EXERCISE DESCRIPTION: In the listing below, pick out lines with "Banff".

INPUT ROWS:
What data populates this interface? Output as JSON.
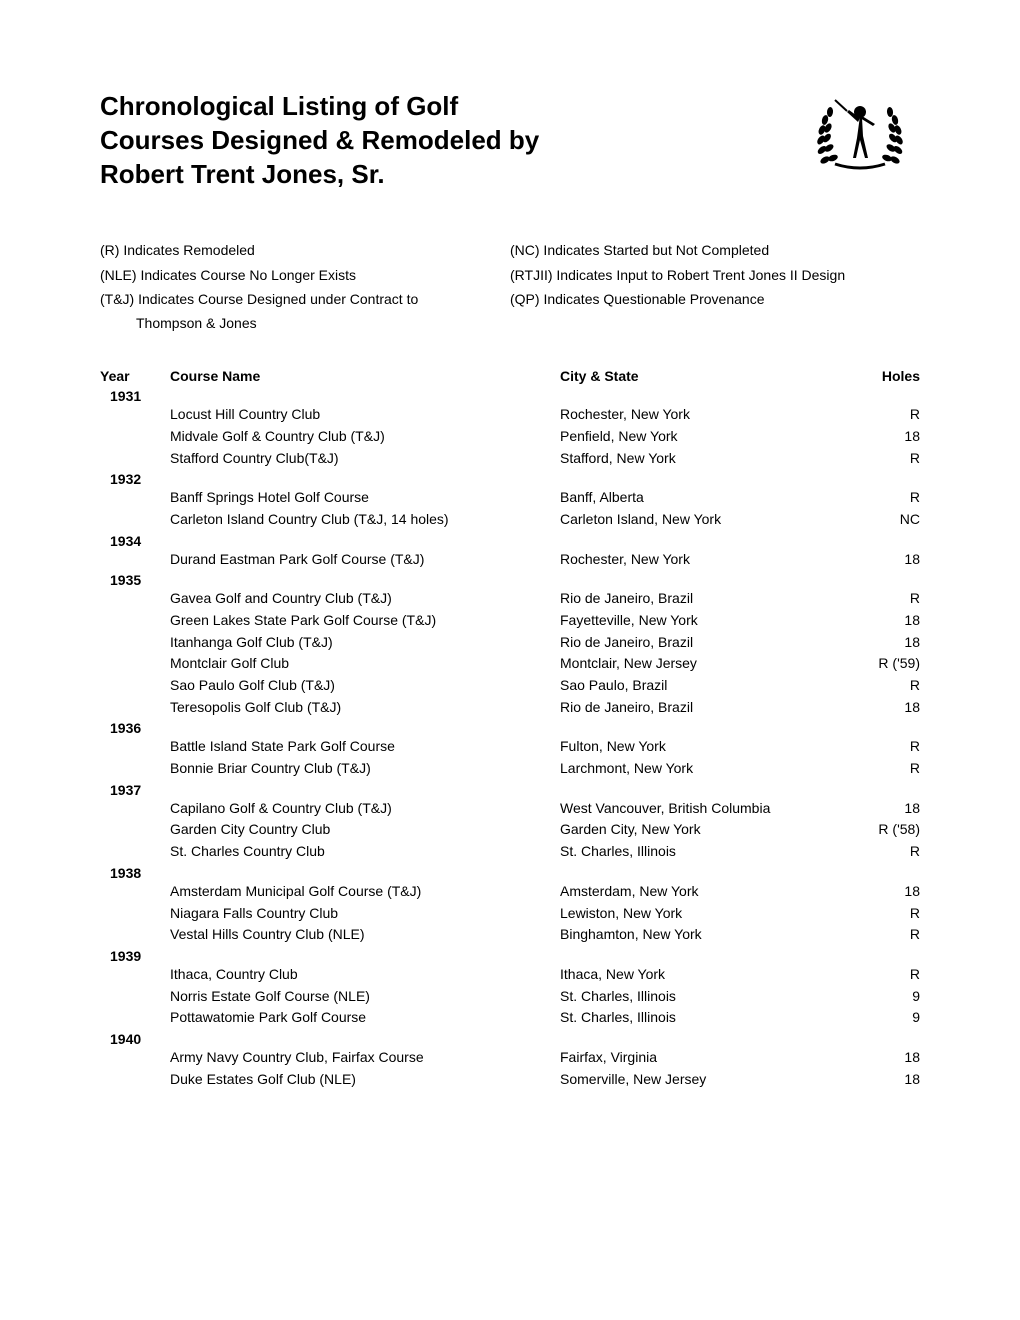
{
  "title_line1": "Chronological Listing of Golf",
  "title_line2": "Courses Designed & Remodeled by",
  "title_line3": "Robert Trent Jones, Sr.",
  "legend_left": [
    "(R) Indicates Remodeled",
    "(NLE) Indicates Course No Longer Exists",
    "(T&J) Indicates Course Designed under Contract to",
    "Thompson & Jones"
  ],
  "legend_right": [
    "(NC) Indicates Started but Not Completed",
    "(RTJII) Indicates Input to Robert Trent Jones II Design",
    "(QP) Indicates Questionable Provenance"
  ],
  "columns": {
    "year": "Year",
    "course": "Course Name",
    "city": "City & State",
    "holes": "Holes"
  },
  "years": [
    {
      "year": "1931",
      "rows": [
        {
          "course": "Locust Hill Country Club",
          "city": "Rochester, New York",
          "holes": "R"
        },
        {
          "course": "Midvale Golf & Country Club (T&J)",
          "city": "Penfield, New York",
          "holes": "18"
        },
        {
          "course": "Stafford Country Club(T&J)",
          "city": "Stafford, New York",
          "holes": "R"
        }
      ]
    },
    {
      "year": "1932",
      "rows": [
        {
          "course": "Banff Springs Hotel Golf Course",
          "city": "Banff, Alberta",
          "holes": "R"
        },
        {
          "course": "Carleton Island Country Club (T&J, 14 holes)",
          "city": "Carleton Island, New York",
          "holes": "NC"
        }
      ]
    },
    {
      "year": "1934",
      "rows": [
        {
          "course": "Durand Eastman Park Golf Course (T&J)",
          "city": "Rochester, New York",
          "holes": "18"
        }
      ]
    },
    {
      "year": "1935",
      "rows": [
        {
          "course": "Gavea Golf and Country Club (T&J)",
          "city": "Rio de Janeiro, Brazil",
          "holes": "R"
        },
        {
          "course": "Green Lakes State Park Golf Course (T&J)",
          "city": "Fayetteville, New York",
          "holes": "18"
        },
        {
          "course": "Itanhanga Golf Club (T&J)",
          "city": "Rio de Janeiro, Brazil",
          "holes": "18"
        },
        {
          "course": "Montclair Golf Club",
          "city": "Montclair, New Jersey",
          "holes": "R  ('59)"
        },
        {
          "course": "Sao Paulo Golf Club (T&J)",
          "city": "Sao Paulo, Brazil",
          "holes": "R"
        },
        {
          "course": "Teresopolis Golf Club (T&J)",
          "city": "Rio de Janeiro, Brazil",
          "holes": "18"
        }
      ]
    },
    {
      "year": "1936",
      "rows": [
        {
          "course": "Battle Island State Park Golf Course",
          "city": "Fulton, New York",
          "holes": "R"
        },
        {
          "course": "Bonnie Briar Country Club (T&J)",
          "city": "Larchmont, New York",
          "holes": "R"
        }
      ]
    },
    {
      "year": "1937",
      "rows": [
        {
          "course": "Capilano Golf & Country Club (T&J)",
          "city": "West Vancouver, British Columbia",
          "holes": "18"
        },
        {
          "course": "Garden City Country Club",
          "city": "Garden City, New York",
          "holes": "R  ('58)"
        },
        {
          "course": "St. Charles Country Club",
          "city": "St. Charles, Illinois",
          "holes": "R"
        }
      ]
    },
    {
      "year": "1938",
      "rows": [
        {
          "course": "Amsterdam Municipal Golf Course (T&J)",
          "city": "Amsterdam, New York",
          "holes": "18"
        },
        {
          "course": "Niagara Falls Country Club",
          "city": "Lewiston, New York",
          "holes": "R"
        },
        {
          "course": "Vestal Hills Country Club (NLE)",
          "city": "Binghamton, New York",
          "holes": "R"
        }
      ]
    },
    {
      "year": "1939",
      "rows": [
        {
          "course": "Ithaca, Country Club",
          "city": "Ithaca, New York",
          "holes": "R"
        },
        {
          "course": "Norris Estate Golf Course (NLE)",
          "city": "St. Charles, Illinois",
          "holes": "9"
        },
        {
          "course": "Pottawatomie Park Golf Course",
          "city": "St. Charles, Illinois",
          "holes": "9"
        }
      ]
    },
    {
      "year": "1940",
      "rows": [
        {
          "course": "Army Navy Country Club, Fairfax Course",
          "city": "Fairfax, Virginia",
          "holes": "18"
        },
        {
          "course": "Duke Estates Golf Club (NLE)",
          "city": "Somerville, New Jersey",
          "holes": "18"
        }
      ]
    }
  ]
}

WRITTEN RESPONSE:
          "course": "Banff Springs Hotel Golf Course",
          "city": "Banff, Alberta",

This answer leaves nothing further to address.